--- What the exercise asks ---
Transcribe every line of the records verbatim.
※
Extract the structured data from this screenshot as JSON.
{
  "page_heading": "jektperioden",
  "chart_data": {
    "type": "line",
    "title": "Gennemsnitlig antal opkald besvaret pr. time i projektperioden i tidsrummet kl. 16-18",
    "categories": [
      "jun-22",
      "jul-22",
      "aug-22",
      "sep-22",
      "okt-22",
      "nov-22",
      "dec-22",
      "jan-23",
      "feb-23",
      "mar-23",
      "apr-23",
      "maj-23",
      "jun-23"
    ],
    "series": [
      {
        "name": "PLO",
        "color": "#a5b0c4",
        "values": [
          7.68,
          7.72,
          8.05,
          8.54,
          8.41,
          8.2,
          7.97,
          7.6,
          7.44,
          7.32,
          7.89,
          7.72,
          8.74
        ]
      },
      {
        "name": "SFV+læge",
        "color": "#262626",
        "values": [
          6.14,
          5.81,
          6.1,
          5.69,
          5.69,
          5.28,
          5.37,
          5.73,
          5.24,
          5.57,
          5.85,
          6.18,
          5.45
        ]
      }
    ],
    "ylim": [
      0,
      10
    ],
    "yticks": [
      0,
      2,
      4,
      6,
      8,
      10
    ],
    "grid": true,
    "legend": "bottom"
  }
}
※
--- Task response ---
Extract the structured data from this screenshot as JSON.
{
  "page_heading": "jektperioden",
  "chart_data": {
    "type": "line",
    "title": "Gennemsnitlig antal opkald besvaret pr. time i projektperioden i tidsrummet kl. 16-18",
    "categories": [
      "jun-22",
      "jul-22",
      "aug-22",
      "sep-22",
      "okt-22",
      "nov-22",
      "dec-22",
      "jan-23",
      "feb-23",
      "mar-23",
      "apr-23",
      "maj-23",
      "jun-23"
    ],
    "series": [
      {
        "name": "PLO",
        "color": "#a5b0c4",
        "values": [
          7.68,
          7.72,
          8.05,
          8.54,
          8.41,
          8.2,
          7.97,
          7.6,
          7.44,
          7.32,
          7.89,
          7.72,
          8.74
        ]
      },
      {
        "name": "SFV+læge",
        "color": "#262626",
        "values": [
          6.14,
          5.81,
          6.1,
          5.69,
          5.69,
          5.28,
          5.37,
          5.73,
          5.24,
          5.57,
          5.85,
          6.18,
          5.45
        ]
      }
    ],
    "ylim": [
      0,
      10
    ],
    "yticks": [
      0,
      2,
      4,
      6,
      8,
      10
    ],
    "grid": true,
    "legend": "bottom"
  }
}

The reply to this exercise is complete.